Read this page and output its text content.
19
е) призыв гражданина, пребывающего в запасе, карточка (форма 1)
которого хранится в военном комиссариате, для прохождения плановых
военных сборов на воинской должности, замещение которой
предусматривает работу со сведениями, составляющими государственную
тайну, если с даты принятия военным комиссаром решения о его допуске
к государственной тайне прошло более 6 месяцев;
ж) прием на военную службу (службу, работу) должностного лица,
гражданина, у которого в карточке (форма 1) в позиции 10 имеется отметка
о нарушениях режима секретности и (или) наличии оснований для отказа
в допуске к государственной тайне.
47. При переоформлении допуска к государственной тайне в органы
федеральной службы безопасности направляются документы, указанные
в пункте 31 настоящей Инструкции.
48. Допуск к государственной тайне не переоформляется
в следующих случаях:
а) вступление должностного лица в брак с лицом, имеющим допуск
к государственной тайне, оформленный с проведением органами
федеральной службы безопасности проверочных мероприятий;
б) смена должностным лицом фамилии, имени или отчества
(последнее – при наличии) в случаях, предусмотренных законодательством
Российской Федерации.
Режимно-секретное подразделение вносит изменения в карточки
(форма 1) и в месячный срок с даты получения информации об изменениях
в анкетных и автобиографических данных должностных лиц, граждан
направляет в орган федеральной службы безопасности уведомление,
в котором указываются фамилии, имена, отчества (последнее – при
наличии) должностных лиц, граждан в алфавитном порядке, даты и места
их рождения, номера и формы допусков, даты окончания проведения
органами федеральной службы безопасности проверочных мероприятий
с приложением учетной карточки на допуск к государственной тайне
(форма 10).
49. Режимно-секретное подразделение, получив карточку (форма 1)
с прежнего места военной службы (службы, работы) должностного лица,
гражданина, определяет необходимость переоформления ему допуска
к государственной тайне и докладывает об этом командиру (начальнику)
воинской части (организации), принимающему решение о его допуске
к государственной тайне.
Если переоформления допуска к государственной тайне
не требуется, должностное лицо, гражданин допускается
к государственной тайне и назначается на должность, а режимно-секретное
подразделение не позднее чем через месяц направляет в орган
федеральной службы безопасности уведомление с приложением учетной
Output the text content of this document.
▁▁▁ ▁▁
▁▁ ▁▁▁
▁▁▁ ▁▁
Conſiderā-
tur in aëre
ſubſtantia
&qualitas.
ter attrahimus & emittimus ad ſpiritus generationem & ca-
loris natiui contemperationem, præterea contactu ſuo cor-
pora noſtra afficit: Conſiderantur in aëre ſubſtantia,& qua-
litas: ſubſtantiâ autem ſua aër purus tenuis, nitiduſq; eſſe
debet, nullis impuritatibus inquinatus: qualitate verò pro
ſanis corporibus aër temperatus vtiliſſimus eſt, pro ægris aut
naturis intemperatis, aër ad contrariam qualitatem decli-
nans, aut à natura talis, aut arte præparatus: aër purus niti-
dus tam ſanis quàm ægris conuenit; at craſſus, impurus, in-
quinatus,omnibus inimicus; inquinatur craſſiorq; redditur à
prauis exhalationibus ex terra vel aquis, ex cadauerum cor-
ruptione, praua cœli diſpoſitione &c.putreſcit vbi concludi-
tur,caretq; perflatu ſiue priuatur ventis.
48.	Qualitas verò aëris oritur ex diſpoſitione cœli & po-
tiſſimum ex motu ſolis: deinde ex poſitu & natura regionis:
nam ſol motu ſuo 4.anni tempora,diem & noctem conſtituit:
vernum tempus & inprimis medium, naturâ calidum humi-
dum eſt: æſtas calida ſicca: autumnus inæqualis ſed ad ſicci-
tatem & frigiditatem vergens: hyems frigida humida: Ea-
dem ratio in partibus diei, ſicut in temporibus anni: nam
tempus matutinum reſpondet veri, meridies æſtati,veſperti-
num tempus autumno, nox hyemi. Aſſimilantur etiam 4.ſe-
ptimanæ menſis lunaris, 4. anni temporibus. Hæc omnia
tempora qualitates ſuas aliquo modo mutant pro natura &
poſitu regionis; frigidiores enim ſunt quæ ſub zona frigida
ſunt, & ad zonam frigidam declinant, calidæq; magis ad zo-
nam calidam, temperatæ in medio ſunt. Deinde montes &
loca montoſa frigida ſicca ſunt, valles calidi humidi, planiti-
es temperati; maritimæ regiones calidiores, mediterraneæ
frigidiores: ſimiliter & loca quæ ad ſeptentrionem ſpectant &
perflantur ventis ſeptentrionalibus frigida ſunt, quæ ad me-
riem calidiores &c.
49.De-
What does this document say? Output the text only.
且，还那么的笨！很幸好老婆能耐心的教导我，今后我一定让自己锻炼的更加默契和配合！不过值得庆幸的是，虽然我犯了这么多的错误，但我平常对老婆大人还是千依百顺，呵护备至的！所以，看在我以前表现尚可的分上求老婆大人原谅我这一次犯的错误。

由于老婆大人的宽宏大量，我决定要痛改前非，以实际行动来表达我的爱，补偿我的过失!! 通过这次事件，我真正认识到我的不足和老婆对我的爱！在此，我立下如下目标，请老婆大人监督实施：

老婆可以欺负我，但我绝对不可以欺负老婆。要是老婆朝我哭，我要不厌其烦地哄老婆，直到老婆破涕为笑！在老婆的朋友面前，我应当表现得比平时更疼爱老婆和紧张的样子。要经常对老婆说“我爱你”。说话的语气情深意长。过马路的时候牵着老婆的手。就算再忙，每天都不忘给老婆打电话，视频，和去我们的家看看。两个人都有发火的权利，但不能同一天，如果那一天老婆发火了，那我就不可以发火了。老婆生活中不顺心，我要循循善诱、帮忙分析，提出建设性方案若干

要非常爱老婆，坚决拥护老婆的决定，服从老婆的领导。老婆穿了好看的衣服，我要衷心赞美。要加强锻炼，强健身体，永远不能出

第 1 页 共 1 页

EXERCISE BRIEF – Give only the number of lines in the material above where the string "гражданина" appears.

ANSWER TO THIS PROBLEM – 3